**SHORT EXERCISE:** For each line that holds "this", copy the line out.

---

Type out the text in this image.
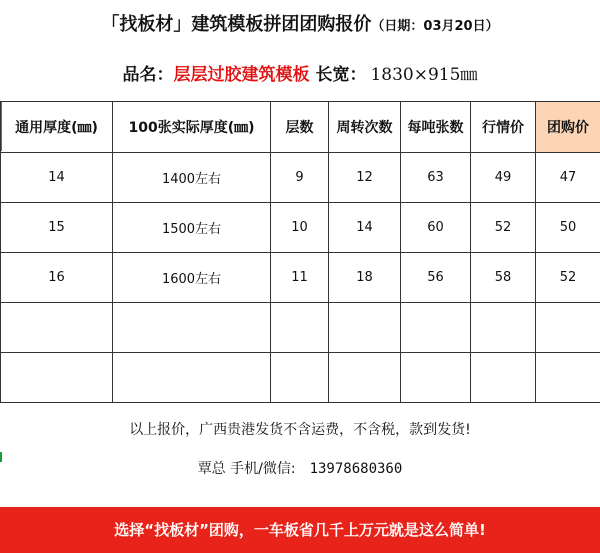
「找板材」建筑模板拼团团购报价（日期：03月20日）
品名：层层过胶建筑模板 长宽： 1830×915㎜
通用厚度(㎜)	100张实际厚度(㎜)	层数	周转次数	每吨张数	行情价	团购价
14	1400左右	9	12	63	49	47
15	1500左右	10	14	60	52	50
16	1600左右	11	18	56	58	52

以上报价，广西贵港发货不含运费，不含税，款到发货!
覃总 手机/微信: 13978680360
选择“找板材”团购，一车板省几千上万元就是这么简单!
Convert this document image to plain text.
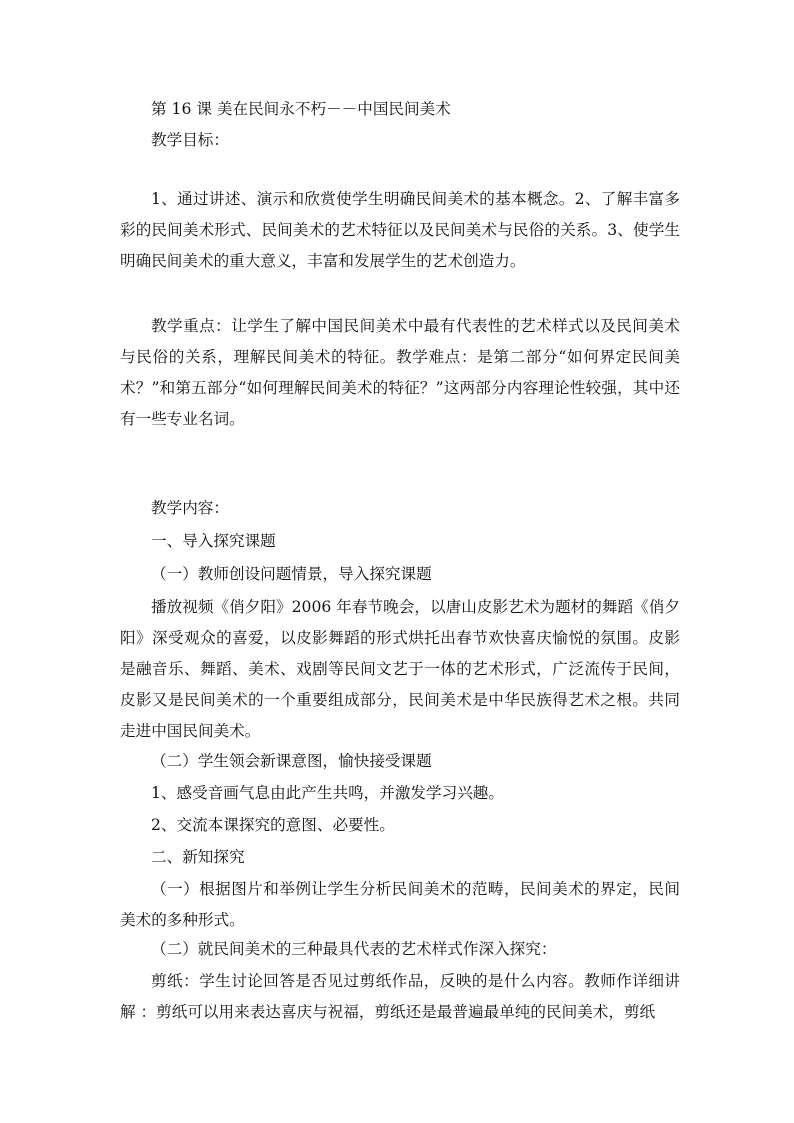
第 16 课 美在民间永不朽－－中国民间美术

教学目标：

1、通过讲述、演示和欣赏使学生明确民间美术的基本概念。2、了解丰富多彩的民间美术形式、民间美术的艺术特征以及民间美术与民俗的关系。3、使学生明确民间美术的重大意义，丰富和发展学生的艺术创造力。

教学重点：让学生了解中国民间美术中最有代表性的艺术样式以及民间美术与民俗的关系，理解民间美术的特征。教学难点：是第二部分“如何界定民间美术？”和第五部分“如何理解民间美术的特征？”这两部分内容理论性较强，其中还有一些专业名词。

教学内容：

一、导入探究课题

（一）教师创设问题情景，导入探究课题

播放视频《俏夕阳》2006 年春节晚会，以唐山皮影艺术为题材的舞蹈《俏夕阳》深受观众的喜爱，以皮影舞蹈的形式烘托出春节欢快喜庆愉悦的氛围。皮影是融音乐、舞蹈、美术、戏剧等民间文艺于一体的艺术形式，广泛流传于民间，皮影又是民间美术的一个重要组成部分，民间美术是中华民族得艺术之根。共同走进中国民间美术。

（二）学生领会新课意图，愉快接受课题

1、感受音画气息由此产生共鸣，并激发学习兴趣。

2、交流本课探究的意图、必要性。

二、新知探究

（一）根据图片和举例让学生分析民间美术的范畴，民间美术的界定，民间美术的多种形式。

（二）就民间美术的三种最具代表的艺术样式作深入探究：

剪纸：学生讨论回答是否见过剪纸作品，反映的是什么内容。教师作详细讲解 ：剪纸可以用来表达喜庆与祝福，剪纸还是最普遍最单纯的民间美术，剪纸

---

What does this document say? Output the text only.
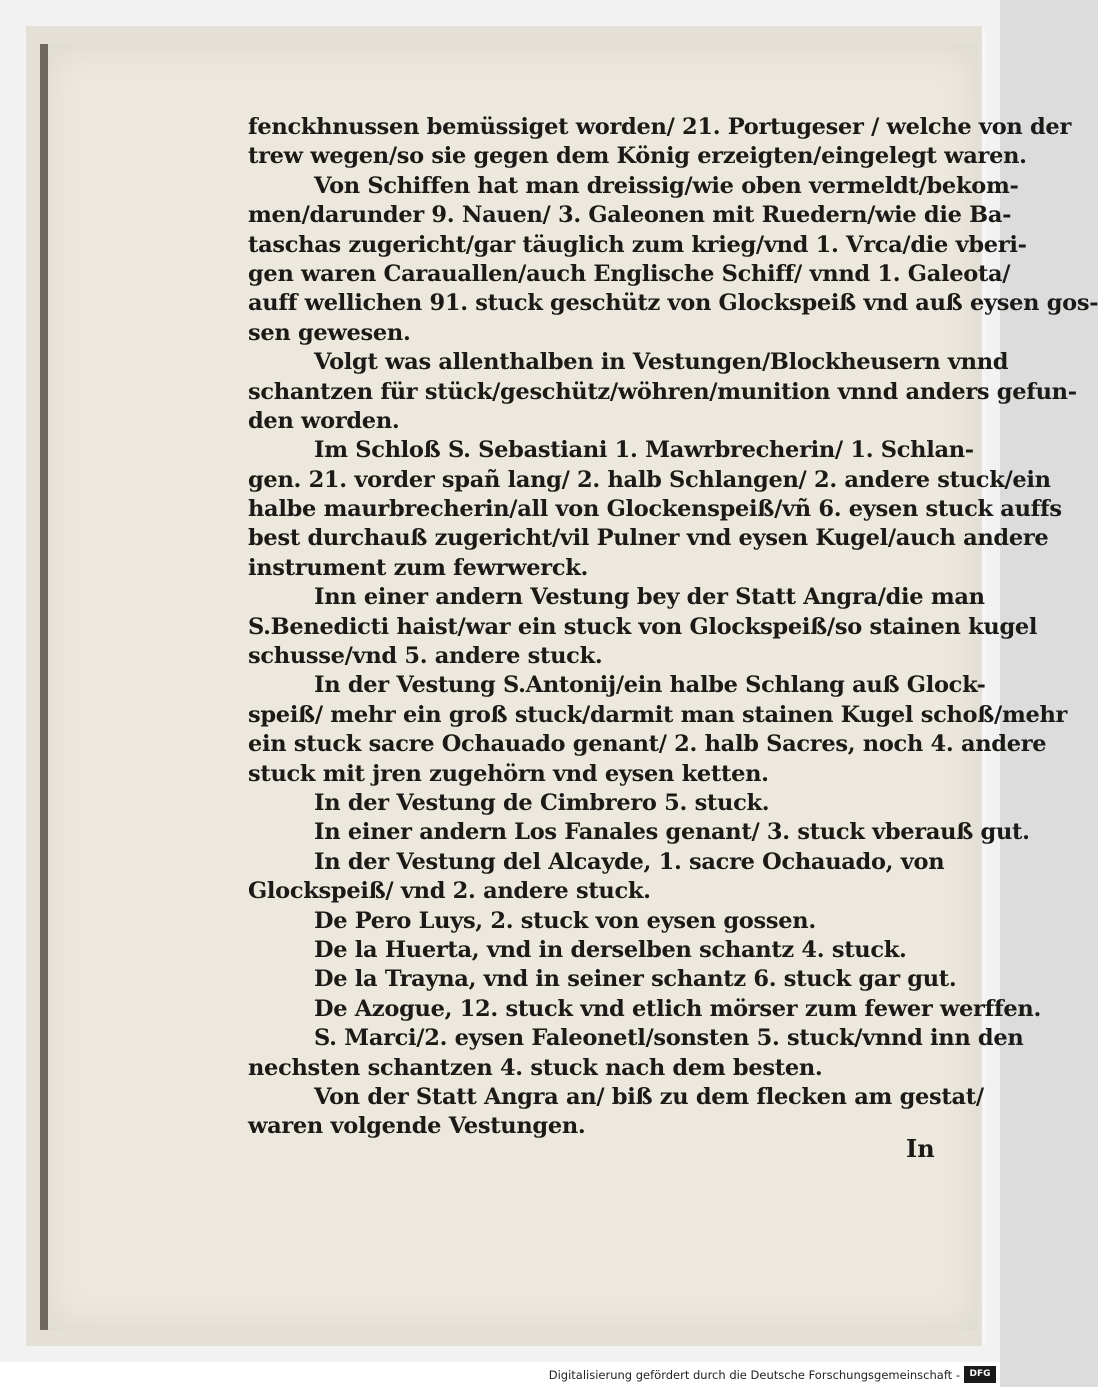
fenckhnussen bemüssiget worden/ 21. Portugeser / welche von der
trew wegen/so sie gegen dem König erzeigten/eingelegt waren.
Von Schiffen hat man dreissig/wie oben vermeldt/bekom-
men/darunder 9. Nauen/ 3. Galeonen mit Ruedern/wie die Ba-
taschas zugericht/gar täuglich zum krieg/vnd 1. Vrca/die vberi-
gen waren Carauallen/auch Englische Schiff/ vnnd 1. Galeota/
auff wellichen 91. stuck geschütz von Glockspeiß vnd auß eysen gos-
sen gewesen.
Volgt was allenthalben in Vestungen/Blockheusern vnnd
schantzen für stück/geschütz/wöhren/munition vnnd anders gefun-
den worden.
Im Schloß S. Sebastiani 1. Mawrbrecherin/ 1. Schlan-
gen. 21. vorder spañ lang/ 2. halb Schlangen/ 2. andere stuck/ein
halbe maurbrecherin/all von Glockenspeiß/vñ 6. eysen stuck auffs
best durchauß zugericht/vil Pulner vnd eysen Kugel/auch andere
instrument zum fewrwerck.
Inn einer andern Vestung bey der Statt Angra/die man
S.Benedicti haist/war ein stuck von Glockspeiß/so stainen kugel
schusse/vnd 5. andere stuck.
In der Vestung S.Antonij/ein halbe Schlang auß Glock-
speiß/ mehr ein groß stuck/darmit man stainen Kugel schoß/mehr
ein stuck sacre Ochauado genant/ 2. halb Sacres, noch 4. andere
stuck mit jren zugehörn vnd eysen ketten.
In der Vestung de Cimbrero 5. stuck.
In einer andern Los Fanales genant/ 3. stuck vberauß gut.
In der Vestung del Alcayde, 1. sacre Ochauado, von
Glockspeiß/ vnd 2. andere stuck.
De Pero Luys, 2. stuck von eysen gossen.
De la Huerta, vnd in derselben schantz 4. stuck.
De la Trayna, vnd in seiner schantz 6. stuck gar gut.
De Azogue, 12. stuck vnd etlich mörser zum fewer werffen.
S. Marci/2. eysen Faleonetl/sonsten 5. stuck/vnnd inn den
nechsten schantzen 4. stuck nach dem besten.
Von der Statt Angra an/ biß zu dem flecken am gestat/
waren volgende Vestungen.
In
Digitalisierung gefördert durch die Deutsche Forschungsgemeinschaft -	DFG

---

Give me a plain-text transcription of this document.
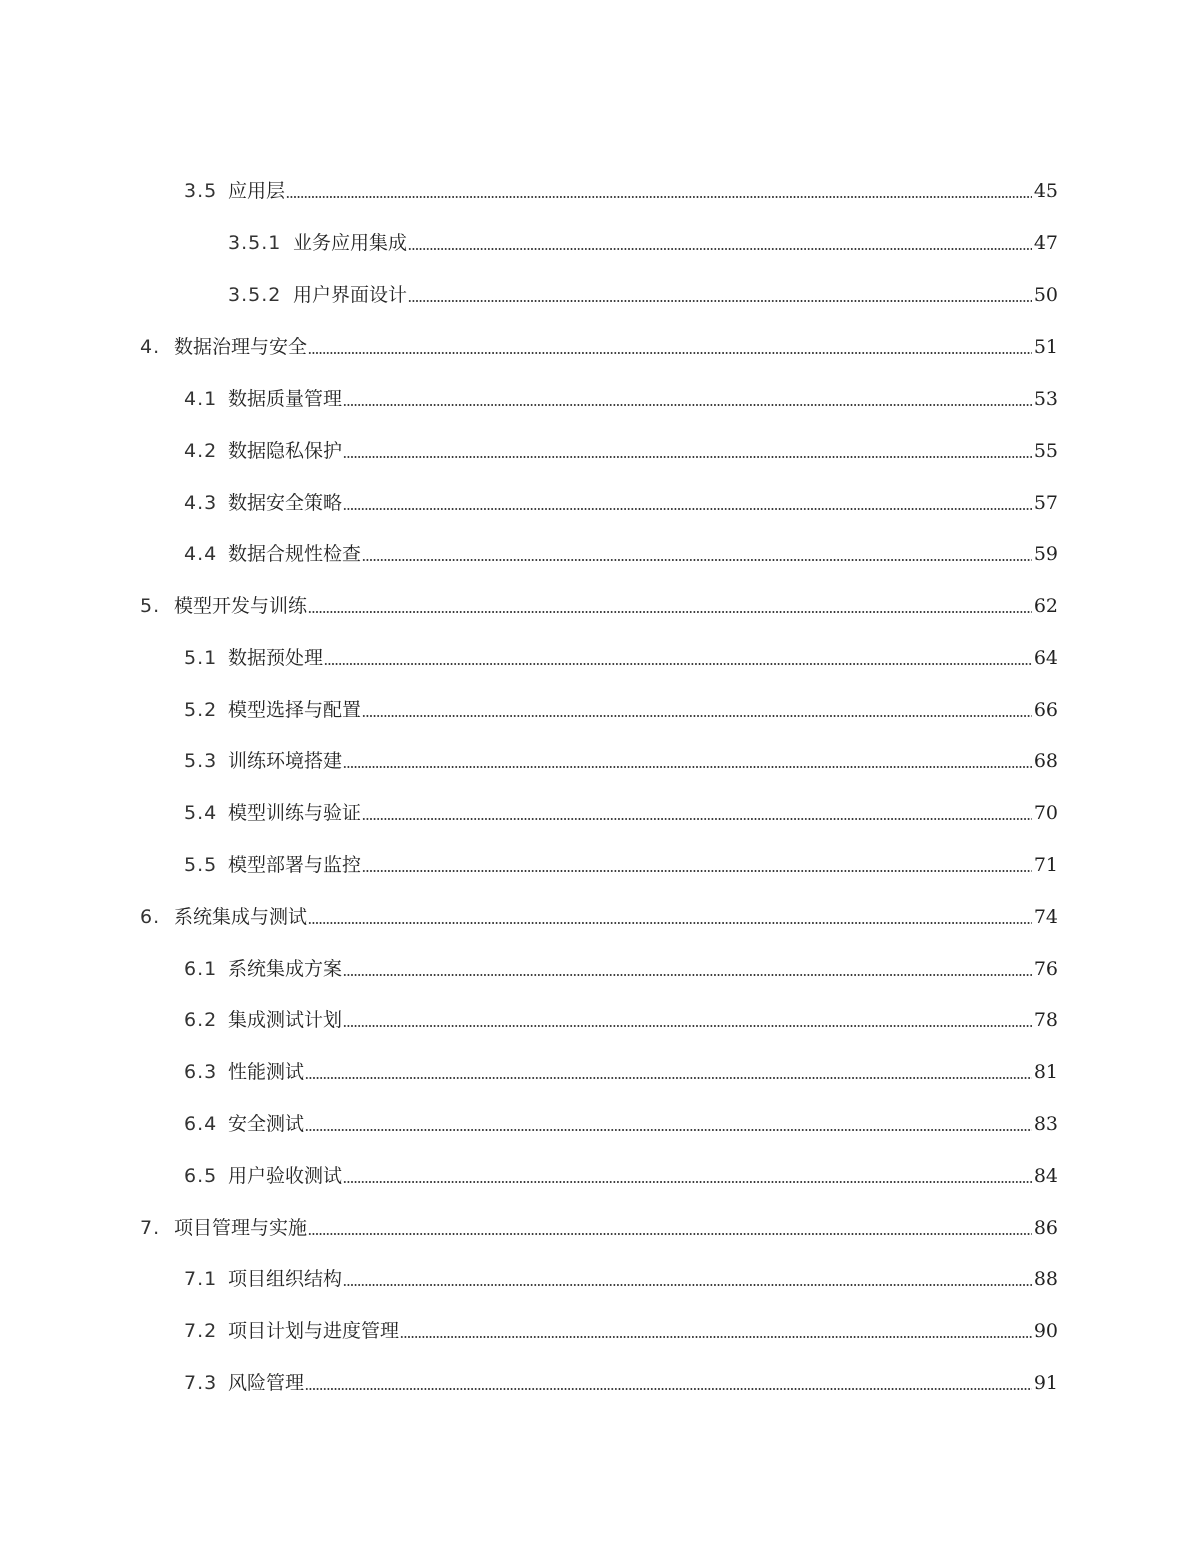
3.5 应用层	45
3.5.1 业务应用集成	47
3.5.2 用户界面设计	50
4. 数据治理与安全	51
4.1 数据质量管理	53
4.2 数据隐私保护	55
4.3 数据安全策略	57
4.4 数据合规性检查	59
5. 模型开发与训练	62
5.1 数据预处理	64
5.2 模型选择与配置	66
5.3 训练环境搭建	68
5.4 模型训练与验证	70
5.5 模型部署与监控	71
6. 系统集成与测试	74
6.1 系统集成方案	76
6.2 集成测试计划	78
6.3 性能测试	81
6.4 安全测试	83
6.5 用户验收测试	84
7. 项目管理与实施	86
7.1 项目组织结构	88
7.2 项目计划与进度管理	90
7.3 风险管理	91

---

**RESPONSE:**
Type out the text in this image.
Convert this document image to plain text.
What does this document say? Output the text only.
Give me a plain-text transcription of this document.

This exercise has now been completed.